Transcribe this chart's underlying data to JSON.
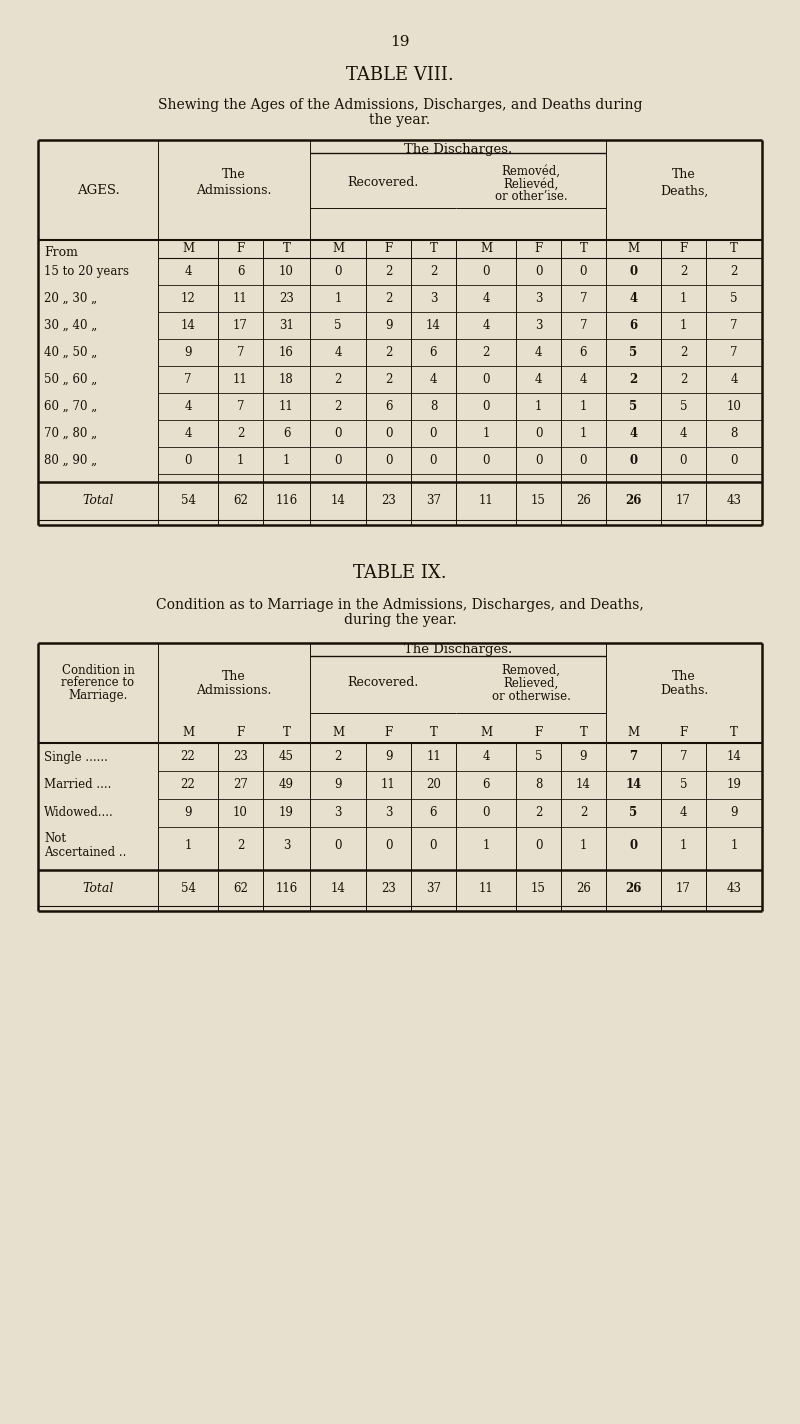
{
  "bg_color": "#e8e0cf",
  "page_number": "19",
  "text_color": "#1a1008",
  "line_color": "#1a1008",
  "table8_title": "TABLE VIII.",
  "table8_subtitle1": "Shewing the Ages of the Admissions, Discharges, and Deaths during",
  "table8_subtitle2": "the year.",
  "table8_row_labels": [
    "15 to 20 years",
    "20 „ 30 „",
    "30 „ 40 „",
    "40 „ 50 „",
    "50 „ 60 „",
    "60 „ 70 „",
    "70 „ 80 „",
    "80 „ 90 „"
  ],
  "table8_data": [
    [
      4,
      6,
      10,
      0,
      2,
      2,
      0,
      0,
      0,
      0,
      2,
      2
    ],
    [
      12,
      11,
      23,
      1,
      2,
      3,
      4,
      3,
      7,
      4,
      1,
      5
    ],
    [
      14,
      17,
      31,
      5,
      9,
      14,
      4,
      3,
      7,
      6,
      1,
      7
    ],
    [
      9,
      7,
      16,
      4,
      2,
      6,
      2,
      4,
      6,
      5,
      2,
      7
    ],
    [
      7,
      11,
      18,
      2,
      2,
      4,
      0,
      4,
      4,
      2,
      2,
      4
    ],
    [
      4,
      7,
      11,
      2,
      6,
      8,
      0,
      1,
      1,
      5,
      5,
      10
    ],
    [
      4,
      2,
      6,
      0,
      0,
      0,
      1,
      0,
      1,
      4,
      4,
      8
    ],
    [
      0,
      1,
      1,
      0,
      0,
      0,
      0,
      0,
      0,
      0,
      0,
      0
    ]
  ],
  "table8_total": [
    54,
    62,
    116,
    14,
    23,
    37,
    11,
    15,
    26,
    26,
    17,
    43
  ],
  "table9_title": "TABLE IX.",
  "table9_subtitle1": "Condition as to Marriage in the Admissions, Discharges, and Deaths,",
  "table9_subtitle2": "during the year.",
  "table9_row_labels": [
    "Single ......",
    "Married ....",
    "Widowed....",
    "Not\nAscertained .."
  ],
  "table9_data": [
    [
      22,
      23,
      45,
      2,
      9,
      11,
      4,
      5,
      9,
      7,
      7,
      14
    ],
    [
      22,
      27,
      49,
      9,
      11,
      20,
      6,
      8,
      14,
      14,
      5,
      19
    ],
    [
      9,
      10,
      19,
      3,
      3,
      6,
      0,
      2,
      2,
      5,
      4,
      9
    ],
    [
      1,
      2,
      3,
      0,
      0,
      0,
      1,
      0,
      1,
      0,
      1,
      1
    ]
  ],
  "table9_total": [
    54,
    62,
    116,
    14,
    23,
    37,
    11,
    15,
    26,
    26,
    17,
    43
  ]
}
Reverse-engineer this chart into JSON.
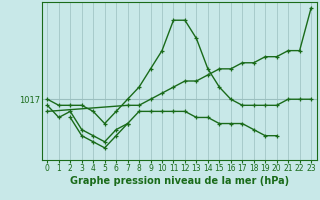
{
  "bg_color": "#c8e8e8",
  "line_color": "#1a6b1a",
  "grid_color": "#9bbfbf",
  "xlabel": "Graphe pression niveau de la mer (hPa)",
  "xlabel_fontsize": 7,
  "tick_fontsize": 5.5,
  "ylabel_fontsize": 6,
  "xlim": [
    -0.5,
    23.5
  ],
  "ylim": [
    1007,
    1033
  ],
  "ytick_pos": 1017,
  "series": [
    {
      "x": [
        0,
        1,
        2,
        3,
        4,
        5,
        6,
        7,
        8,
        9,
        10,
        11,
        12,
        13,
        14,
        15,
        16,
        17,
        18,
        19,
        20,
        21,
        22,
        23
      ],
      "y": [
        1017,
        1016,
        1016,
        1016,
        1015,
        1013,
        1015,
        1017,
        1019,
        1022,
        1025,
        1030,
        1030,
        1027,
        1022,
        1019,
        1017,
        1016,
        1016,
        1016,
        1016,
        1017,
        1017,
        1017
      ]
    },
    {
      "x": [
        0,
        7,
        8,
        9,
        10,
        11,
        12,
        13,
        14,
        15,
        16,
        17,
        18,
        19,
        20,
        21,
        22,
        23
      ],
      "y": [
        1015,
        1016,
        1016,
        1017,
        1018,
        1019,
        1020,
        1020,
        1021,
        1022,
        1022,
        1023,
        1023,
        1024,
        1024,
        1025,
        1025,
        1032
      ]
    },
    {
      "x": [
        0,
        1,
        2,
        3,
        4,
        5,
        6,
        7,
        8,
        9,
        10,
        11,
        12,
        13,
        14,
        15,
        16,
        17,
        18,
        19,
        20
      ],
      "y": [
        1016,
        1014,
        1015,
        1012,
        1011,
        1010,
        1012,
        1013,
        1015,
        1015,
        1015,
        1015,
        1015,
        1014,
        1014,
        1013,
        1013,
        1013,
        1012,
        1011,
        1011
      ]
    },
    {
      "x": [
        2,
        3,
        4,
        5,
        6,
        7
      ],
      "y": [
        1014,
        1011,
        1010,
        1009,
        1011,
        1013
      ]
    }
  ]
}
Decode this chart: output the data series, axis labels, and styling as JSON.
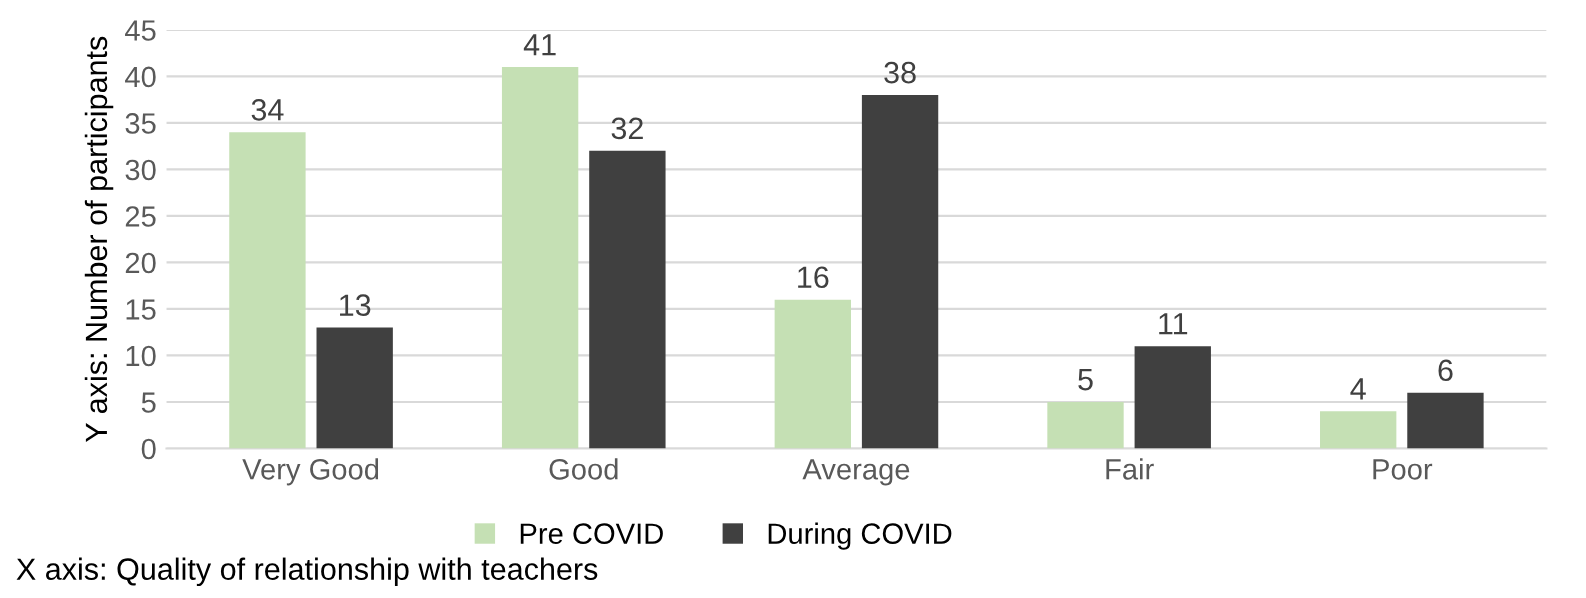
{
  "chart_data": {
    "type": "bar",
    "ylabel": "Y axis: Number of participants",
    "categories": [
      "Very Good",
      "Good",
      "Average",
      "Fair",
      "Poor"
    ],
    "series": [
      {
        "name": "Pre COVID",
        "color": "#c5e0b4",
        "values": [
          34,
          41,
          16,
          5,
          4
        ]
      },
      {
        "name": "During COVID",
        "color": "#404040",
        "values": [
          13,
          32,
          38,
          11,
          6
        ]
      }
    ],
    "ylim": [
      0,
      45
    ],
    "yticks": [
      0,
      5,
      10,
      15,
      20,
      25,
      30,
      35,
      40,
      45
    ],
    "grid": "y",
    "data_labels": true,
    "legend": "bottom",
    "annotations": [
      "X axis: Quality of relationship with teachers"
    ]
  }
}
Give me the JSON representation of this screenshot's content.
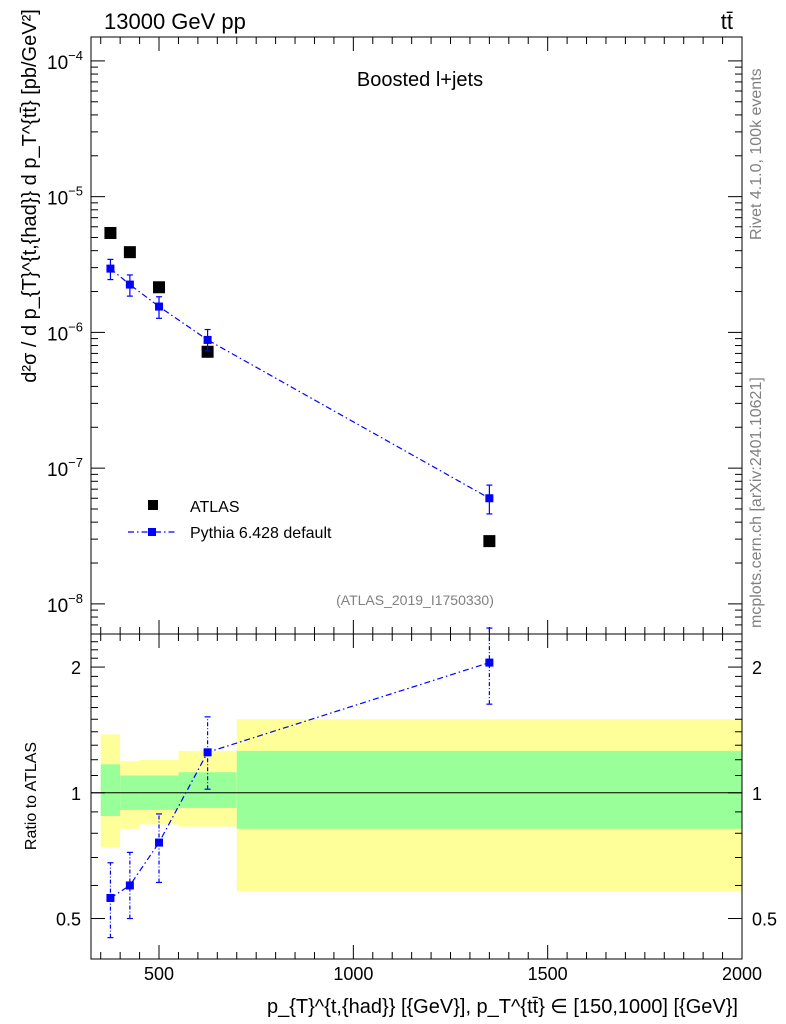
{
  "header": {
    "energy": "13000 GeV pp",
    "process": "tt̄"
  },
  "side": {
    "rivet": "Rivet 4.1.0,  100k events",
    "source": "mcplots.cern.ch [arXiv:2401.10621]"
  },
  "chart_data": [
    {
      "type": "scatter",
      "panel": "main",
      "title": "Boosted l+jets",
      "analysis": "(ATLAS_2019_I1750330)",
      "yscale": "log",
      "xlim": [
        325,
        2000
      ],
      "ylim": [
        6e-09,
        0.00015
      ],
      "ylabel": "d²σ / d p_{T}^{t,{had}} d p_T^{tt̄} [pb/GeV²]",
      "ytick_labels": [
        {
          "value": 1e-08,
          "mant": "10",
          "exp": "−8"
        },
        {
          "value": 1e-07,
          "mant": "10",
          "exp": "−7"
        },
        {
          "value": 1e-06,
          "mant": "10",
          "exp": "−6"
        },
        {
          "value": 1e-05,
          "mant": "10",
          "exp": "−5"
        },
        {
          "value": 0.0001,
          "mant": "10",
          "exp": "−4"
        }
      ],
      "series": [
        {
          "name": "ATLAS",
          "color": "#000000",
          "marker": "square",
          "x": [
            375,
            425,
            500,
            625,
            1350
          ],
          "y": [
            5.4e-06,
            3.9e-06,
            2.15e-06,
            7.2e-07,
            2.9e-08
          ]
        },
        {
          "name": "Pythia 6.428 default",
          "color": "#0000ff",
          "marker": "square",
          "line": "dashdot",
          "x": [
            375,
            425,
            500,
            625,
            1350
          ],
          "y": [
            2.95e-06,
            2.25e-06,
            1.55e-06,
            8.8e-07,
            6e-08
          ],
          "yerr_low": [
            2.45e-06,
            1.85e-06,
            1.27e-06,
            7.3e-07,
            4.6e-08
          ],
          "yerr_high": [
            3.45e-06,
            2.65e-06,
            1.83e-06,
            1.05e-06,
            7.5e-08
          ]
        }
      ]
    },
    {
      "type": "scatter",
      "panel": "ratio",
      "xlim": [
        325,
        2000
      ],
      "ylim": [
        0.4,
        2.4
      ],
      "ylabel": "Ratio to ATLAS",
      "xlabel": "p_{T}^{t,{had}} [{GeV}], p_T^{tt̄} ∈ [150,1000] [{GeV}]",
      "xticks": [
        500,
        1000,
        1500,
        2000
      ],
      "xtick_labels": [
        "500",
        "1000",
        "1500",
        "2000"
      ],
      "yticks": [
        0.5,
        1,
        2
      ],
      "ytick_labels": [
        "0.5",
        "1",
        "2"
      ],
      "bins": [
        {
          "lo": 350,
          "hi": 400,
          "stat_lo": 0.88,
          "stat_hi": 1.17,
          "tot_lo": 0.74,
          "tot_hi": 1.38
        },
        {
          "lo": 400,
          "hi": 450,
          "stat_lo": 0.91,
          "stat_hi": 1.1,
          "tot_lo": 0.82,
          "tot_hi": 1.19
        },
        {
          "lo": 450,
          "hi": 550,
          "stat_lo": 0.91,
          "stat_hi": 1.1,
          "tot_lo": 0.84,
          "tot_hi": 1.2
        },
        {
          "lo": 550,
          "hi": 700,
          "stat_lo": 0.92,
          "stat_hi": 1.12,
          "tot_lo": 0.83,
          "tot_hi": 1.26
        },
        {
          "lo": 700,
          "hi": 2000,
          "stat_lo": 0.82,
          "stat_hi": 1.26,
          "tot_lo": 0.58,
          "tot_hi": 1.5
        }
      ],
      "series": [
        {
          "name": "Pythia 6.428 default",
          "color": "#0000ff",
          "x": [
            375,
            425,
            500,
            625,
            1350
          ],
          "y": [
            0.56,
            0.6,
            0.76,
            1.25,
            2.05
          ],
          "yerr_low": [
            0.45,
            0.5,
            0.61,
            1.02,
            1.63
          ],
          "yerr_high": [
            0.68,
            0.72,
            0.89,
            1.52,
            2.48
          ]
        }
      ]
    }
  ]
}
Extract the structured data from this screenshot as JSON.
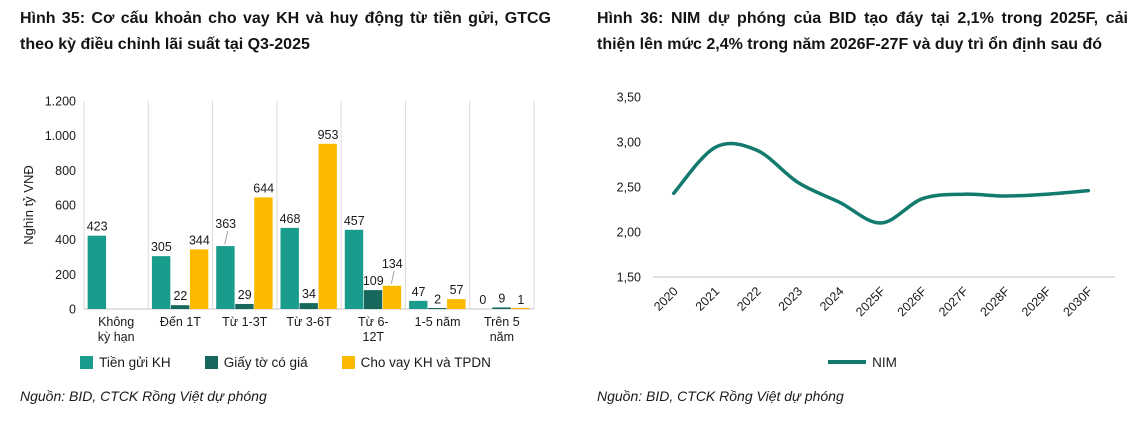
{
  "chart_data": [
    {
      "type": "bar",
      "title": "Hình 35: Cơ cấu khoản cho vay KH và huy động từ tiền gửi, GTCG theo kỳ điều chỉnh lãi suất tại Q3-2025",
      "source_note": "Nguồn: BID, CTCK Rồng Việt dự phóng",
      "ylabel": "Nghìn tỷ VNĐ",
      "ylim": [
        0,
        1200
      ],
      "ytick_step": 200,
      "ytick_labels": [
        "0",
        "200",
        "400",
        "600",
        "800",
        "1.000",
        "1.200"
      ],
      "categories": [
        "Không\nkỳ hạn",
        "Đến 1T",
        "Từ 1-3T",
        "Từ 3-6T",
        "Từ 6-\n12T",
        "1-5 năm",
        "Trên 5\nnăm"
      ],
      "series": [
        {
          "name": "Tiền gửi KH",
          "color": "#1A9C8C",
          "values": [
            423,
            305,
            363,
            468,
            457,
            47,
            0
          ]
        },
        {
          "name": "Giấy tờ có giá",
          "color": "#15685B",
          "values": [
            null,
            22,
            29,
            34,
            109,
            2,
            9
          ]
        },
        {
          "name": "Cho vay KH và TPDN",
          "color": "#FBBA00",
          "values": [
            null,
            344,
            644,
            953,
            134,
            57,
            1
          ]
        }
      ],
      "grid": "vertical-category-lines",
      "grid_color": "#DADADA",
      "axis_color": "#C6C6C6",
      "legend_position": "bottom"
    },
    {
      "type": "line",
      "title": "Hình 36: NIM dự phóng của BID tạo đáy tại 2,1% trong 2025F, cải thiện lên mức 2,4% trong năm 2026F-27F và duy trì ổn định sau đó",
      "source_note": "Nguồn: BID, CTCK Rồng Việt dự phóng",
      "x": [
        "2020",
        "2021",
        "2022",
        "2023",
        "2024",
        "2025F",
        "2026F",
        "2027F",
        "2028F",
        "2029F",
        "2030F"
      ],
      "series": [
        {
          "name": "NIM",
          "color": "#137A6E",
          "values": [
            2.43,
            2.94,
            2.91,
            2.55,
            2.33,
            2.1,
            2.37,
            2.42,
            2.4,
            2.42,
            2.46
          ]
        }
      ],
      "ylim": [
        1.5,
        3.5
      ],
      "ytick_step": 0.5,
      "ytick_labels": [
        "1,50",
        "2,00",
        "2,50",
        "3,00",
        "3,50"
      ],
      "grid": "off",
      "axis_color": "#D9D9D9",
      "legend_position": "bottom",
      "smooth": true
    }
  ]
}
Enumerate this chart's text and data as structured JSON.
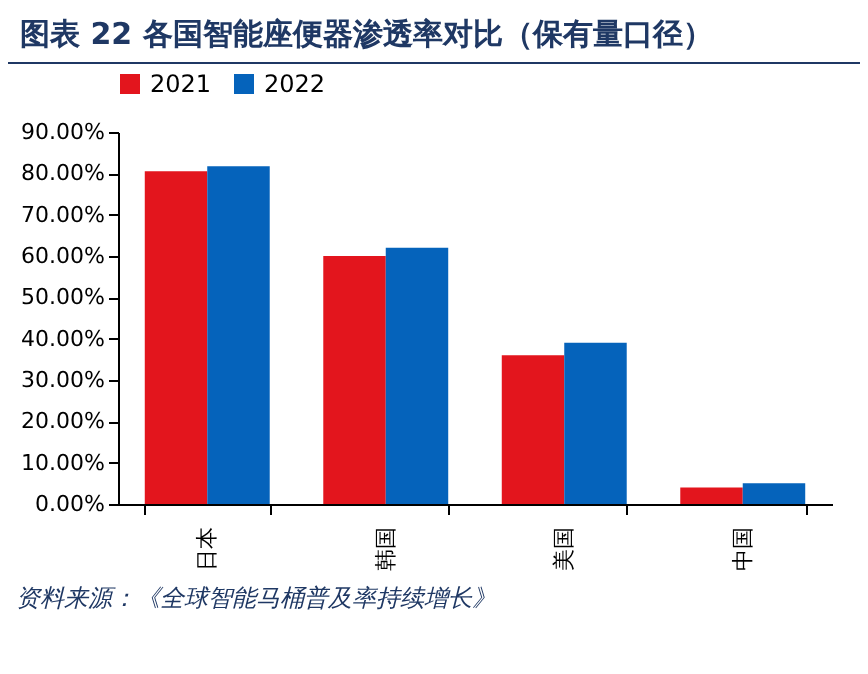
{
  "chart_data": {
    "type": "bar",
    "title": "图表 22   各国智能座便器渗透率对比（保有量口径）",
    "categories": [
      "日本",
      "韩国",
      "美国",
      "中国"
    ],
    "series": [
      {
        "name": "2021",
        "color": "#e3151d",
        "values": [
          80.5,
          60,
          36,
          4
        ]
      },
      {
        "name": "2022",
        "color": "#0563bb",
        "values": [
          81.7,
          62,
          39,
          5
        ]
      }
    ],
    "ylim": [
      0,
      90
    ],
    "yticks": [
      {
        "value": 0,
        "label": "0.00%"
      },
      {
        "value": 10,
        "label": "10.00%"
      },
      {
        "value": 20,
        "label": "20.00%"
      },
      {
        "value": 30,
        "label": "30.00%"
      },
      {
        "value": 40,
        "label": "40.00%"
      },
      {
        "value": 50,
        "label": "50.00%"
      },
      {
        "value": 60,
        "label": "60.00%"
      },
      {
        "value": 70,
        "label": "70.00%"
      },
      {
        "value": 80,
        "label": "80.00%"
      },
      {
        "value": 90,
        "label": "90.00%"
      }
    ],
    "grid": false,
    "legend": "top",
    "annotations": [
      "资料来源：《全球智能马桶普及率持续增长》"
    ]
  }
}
+++
AIM: Among the lines of the data, identify those with the word "bottom". Copy each of them.

RESPONSE:
    "legend": "bottom",
      "legend_position": "bottom"
      "legend_position": "bottom",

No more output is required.